P.P.S. Und schreibe Script-Code zum Zugriff auf Elemente beim onload-Ereignis lieber ans Ende des Dokuments und nicht in den Header. Dann kannst Du sicher sein, dass der Browser schon alles andere korrekt geparst hat, wenn er auf Deinen Script-Code stößt.


----------



## Evil-Devil (24. Jul 2012)

Die Type Bezeichnung braucht es nicht einmal. Modernen Browser ist nur das Script Tag wichtig.

Wobei ich mich schon die ganze Zeit frage ob man den Overflow Scroll Balken überhaupt steuern kann...


----------



## nillehammer (24. Jul 2012)

Evil-Devil hat gesagt.:
			
		

> Die Type Bezeichnung braucht es nicht einmal. Modernen Browser ist nur das Script Tag wichtig.


Kann sein, dass man sie komplett weg lassen kann. Das habe ich nicht getestet. Tatsache ist aber, dass *wenn* man sie einfügt, sie richtig sein muss. Zumindest im IE9 hat das Script nämlich erst funktioniert, als ich das korrigiert hatte.


			
				Evil-Devil hat gesagt.:
			
		

> Wobei ich mich schon die ganze Zeit frage ob man den Overflow Scroll Balken überhaupt steuern kann...


Ja kann man. Hab ich ausprobiert.


----------

Extrahiertes Material:
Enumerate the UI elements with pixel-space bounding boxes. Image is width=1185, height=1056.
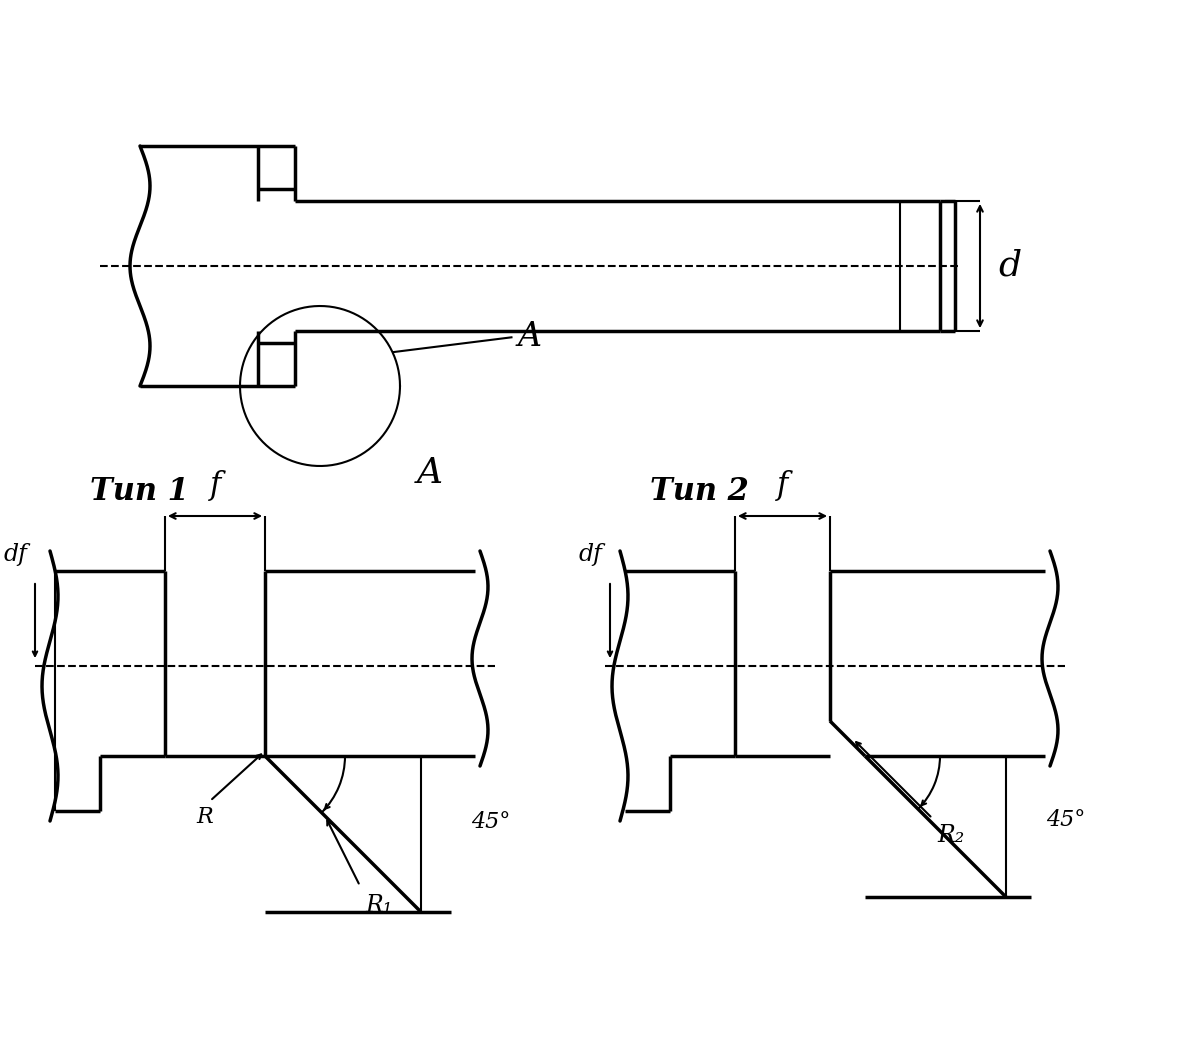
Text: df: df — [578, 543, 602, 566]
Text: f: f — [210, 470, 220, 501]
Text: A: A — [518, 321, 542, 353]
Text: A: A — [417, 456, 443, 490]
Text: 45°: 45° — [1046, 809, 1085, 831]
Text: 45°: 45° — [470, 811, 510, 833]
Text: Тип 1: Тип 1 — [90, 475, 188, 507]
Text: R₂: R₂ — [937, 824, 965, 847]
Text: R: R — [197, 806, 213, 828]
Text: df: df — [4, 543, 27, 566]
Text: Тип 2: Тип 2 — [651, 475, 749, 507]
Text: R₁: R₁ — [365, 894, 392, 917]
Text: f: f — [777, 470, 788, 501]
Text: d: d — [998, 249, 1021, 283]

Schriftliche Aufgaben:
A – Führen Sie alle Aussagen auf, die nillehammer im Quellauszug in seinem Beitrag vom 24. Jul 2012 macht.
B – In welchem Browser funktionierte das Script laut Quellauszug erst nach der Korrektur der Type-Bezeichnung?
C – Erklären Sie anhand des Quellauszugs, warum Script-Code zum Zugriff auf Elemente beim onload-Ereignis besser ans Ende des Dokuments statt in den Header gehört.
Stützen Sie sich ausschließlich auf den Quellauszug.

Gelöste Aufgaben:
A –
- Es kann sein, dass man die Type-Bezeichnung komplett weglassen kann.
- Das hat er nicht getestet.
- Wenn man sie einfügt, muss sie richtig sein.
- Zumindest im IE9 hat das Script erst funktioniert, als er das korrigiert hatte.
- Man kann den Overflow-Scrollbalken steuern.
- Das hat er ausprobiert.

B – Im IE9.

C – Am Ende des Dokuments kann man sicher sein, dass der Browser alles andere schon korrekt geparst hat, wenn er auf den Script-Code stößt.